Supplied data:
--- --- ---

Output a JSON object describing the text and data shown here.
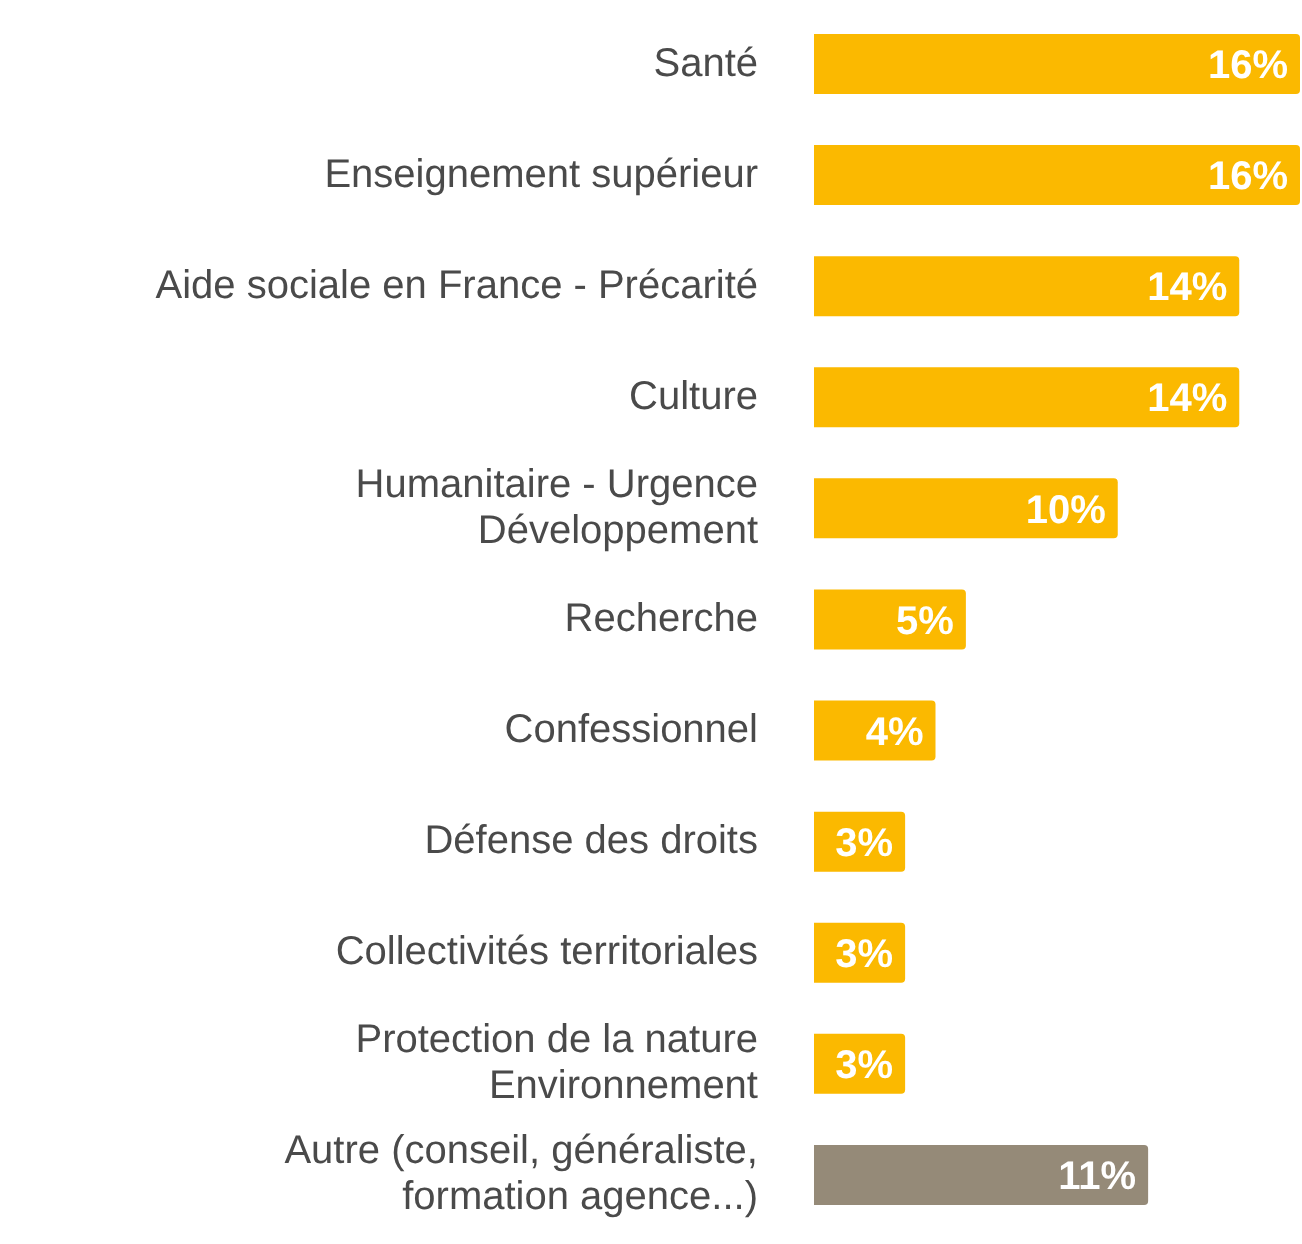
{
  "chart_data": {
    "type": "bar",
    "orientation": "horizontal",
    "categories": [
      "Santé",
      "Enseignement supérieur",
      "Aide sociale en France - Précarité",
      "Culture",
      "Humanitaire - Urgence\nDéveloppement",
      "Recherche",
      "Confessionnel",
      "Défense des droits",
      "Collectivités territoriales",
      "Protection de la nature\nEnvironnement",
      "Autre (conseil, généraliste,\nformation agence...)"
    ],
    "values": [
      16,
      16,
      14,
      14,
      10,
      5,
      4,
      3,
      3,
      3,
      11
    ],
    "value_labels": [
      "16%",
      "16%",
      "14%",
      "14%",
      "10%",
      "5%",
      "4%",
      "3%",
      "3%",
      "3%",
      "11%"
    ],
    "colors": [
      "#fbb900",
      "#fbb900",
      "#fbb900",
      "#fbb900",
      "#fbb900",
      "#fbb900",
      "#fbb900",
      "#fbb900",
      "#fbb900",
      "#fbb900",
      "#958a78"
    ],
    "grid": false,
    "legend": false
  }
}
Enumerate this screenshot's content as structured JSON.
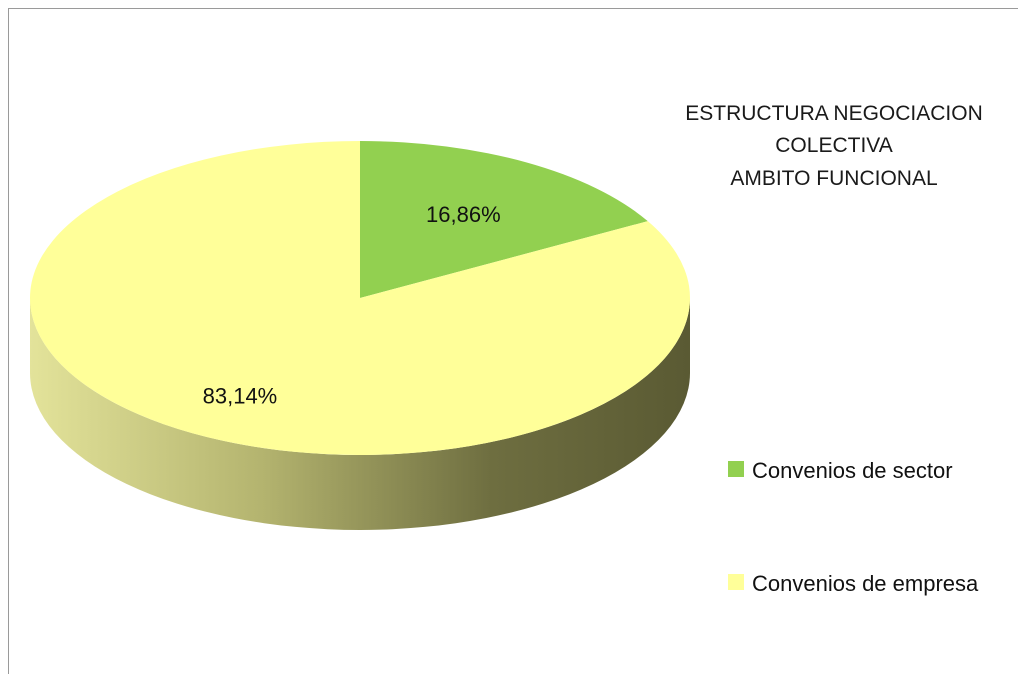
{
  "chart_data": {
    "type": "pie",
    "style": "3d",
    "title_lines": [
      "ESTRUCTURA NEGOCIACION",
      "COLECTIVA",
      "AMBITO FUNCIONAL"
    ],
    "slices": [
      {
        "label": "Convenios de sector",
        "value": 16.86,
        "data_label": "16,86%",
        "color": "#92d050"
      },
      {
        "label": "Convenios de empresa",
        "value": 83.14,
        "data_label": "83,14%",
        "color": "#ffff99"
      }
    ],
    "legend_position": "right"
  }
}
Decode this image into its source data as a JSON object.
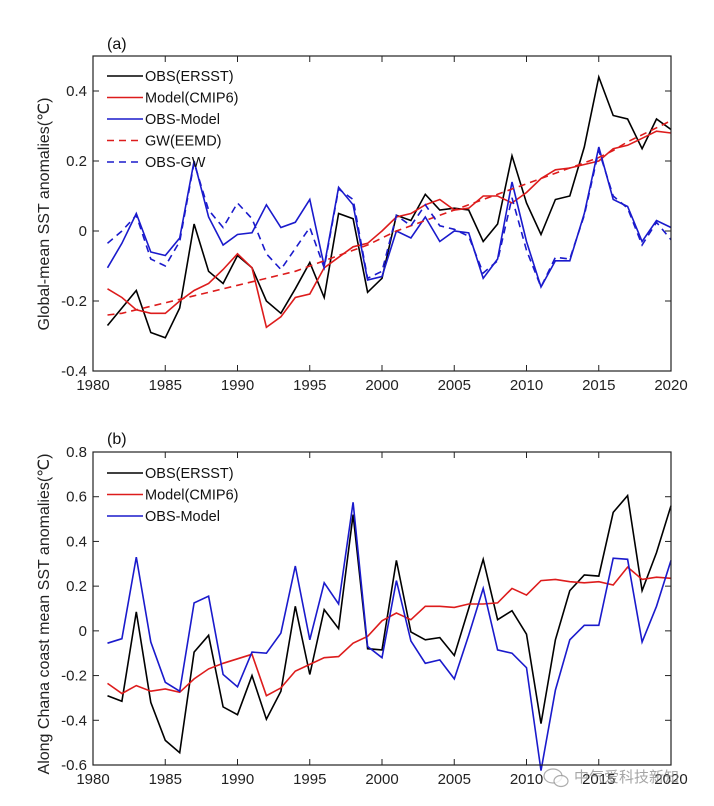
{
  "chart_data": [
    {
      "type": "line",
      "panel_label": "(a)",
      "title": "",
      "xlabel": "",
      "ylabel": "Global-mean SST anomalies(℃)",
      "xlim": [
        1980,
        2020
      ],
      "ylim": [
        -0.4,
        0.5
      ],
      "xticks": [
        1980,
        1985,
        1990,
        1995,
        2000,
        2005,
        2010,
        2015,
        2020
      ],
      "yticks": [
        -0.4,
        -0.2,
        0,
        0.2,
        0.4
      ],
      "ytick_labels": [
        "-0.4",
        "-0.2",
        "0",
        "0.2",
        "0.4"
      ],
      "grid": false,
      "legend_position": "top-left",
      "x": [
        1981,
        1982,
        1983,
        1984,
        1985,
        1986,
        1987,
        1988,
        1989,
        1990,
        1991,
        1992,
        1993,
        1994,
        1995,
        1996,
        1997,
        1998,
        1999,
        2000,
        2001,
        2002,
        2003,
        2004,
        2005,
        2006,
        2007,
        2008,
        2009,
        2010,
        2011,
        2012,
        2013,
        2014,
        2015,
        2016,
        2017,
        2018,
        2019,
        2020
      ],
      "series": [
        {
          "name": "OBS(ERSST)",
          "color": "#000000",
          "style": "solid",
          "values": [
            -0.27,
            -0.22,
            -0.17,
            -0.29,
            -0.305,
            -0.22,
            0.02,
            -0.115,
            -0.15,
            -0.07,
            -0.105,
            -0.2,
            -0.235,
            -0.165,
            -0.09,
            -0.19,
            0.05,
            0.035,
            -0.175,
            -0.135,
            0.045,
            0.03,
            0.105,
            0.06,
            0.065,
            0.06,
            -0.03,
            0.02,
            0.215,
            0.08,
            -0.01,
            0.09,
            0.1,
            0.24,
            0.44,
            0.33,
            0.32,
            0.235,
            0.32,
            0.29
          ]
        },
        {
          "name": "Model(CMIP6)",
          "color": "#dd1c1c",
          "style": "solid",
          "values": [
            -0.165,
            -0.19,
            -0.225,
            -0.235,
            -0.235,
            -0.2,
            -0.17,
            -0.15,
            -0.11,
            -0.065,
            -0.105,
            -0.275,
            -0.245,
            -0.19,
            -0.18,
            -0.105,
            -0.075,
            -0.045,
            -0.035,
            0.0,
            0.04,
            0.05,
            0.075,
            0.09,
            0.06,
            0.065,
            0.1,
            0.1,
            0.08,
            0.11,
            0.15,
            0.175,
            0.18,
            0.19,
            0.2,
            0.235,
            0.245,
            0.265,
            0.285,
            0.28
          ]
        },
        {
          "name": "OBS-Model",
          "color": "#1a1acc",
          "style": "solid",
          "values": [
            -0.105,
            -0.035,
            0.05,
            -0.06,
            -0.07,
            -0.02,
            0.2,
            0.04,
            -0.04,
            -0.01,
            -0.005,
            0.075,
            0.01,
            0.025,
            0.09,
            -0.1,
            0.125,
            0.075,
            -0.14,
            -0.13,
            0.0,
            -0.02,
            0.04,
            -0.03,
            0.0,
            -0.005,
            -0.135,
            -0.08,
            0.14,
            -0.03,
            -0.16,
            -0.085,
            -0.085,
            0.05,
            0.24,
            0.09,
            0.07,
            -0.03,
            0.03,
            0.01
          ]
        },
        {
          "name": "GW(EEMD)",
          "color": "#dd1c1c",
          "style": "dashed",
          "values": [
            -0.24,
            -0.235,
            -0.225,
            -0.215,
            -0.205,
            -0.195,
            -0.185,
            -0.175,
            -0.165,
            -0.155,
            -0.145,
            -0.135,
            -0.125,
            -0.115,
            -0.1,
            -0.085,
            -0.07,
            -0.055,
            -0.04,
            -0.02,
            0.0,
            0.015,
            0.03,
            0.045,
            0.06,
            0.075,
            0.09,
            0.105,
            0.12,
            0.135,
            0.15,
            0.165,
            0.18,
            0.195,
            0.21,
            0.23,
            0.255,
            0.275,
            0.295,
            0.315
          ]
        },
        {
          "name": "OBS-GW",
          "color": "#1a1acc",
          "style": "dashed",
          "values": [
            -0.035,
            0.0,
            0.045,
            -0.08,
            -0.1,
            -0.03,
            0.195,
            0.06,
            0.01,
            0.08,
            0.035,
            -0.065,
            -0.11,
            -0.05,
            0.01,
            -0.105,
            0.12,
            0.09,
            -0.135,
            -0.115,
            0.045,
            0.015,
            0.075,
            0.015,
            0.005,
            -0.015,
            -0.12,
            -0.085,
            0.095,
            -0.055,
            -0.16,
            -0.075,
            -0.08,
            0.045,
            0.23,
            0.1,
            0.065,
            -0.04,
            0.025,
            -0.025
          ]
        }
      ]
    },
    {
      "type": "line",
      "panel_label": "(b)",
      "title": "",
      "xlabel": "",
      "ylabel": "Along Chana coast mean SST anomalies(℃)",
      "xlim": [
        1980,
        2020
      ],
      "ylim": [
        -0.6,
        0.8
      ],
      "xticks": [
        1980,
        1985,
        1990,
        1995,
        2000,
        2005,
        2010,
        2015,
        2020
      ],
      "yticks": [
        -0.6,
        -0.4,
        -0.2,
        0,
        0.2,
        0.4,
        0.6,
        0.8
      ],
      "ytick_labels": [
        "-0.6",
        "-0.4",
        "-0.2",
        "0",
        "0.2",
        "0.4",
        "0.6",
        "0.8"
      ],
      "grid": false,
      "legend_position": "top-left",
      "x": [
        1981,
        1982,
        1983,
        1984,
        1985,
        1986,
        1987,
        1988,
        1989,
        1990,
        1991,
        1992,
        1993,
        1994,
        1995,
        1996,
        1997,
        1998,
        1999,
        2000,
        2001,
        2002,
        2003,
        2004,
        2005,
        2006,
        2007,
        2008,
        2009,
        2010,
        2011,
        2012,
        2013,
        2014,
        2015,
        2016,
        2017,
        2018,
        2019,
        2020
      ],
      "series": [
        {
          "name": "OBS(ERSST)",
          "color": "#000000",
          "style": "solid",
          "values": [
            -0.29,
            -0.315,
            0.085,
            -0.32,
            -0.49,
            -0.545,
            -0.095,
            -0.02,
            -0.34,
            -0.375,
            -0.2,
            -0.395,
            -0.27,
            0.11,
            -0.195,
            0.095,
            0.01,
            0.52,
            -0.08,
            -0.085,
            0.315,
            -0.005,
            -0.04,
            -0.03,
            -0.11,
            0.1,
            0.32,
            0.05,
            0.09,
            -0.015,
            -0.415,
            -0.04,
            0.18,
            0.25,
            0.245,
            0.53,
            0.605,
            0.18,
            0.35,
            0.56
          ]
        },
        {
          "name": "Model(CMIP6)",
          "color": "#dd1c1c",
          "style": "solid",
          "values": [
            -0.235,
            -0.28,
            -0.245,
            -0.27,
            -0.26,
            -0.275,
            -0.215,
            -0.17,
            -0.145,
            -0.125,
            -0.105,
            -0.29,
            -0.255,
            -0.18,
            -0.15,
            -0.12,
            -0.115,
            -0.055,
            -0.025,
            0.045,
            0.08,
            0.05,
            0.11,
            0.11,
            0.105,
            0.12,
            0.12,
            0.125,
            0.19,
            0.16,
            0.225,
            0.23,
            0.22,
            0.215,
            0.22,
            0.205,
            0.285,
            0.23,
            0.24,
            0.235
          ]
        },
        {
          "name": "OBS-Model",
          "color": "#1a1acc",
          "style": "solid",
          "values": [
            -0.055,
            -0.035,
            0.33,
            -0.05,
            -0.23,
            -0.27,
            0.125,
            0.155,
            -0.195,
            -0.25,
            -0.095,
            -0.1,
            -0.01,
            0.29,
            -0.04,
            0.215,
            0.12,
            0.575,
            -0.07,
            -0.12,
            0.225,
            -0.045,
            -0.145,
            -0.13,
            -0.215,
            -0.02,
            0.19,
            -0.085,
            -0.1,
            -0.165,
            -0.625,
            -0.265,
            -0.04,
            0.025,
            0.025,
            0.325,
            0.32,
            -0.05,
            0.11,
            0.315
          ]
        }
      ]
    }
  ],
  "watermark": {
    "icon": "wechat-bubble-icon",
    "text": "中气爱科技新知"
  }
}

--- --- ---

What is the number of lines in the data that hold the string "ylabel"? Answer with the number only.

2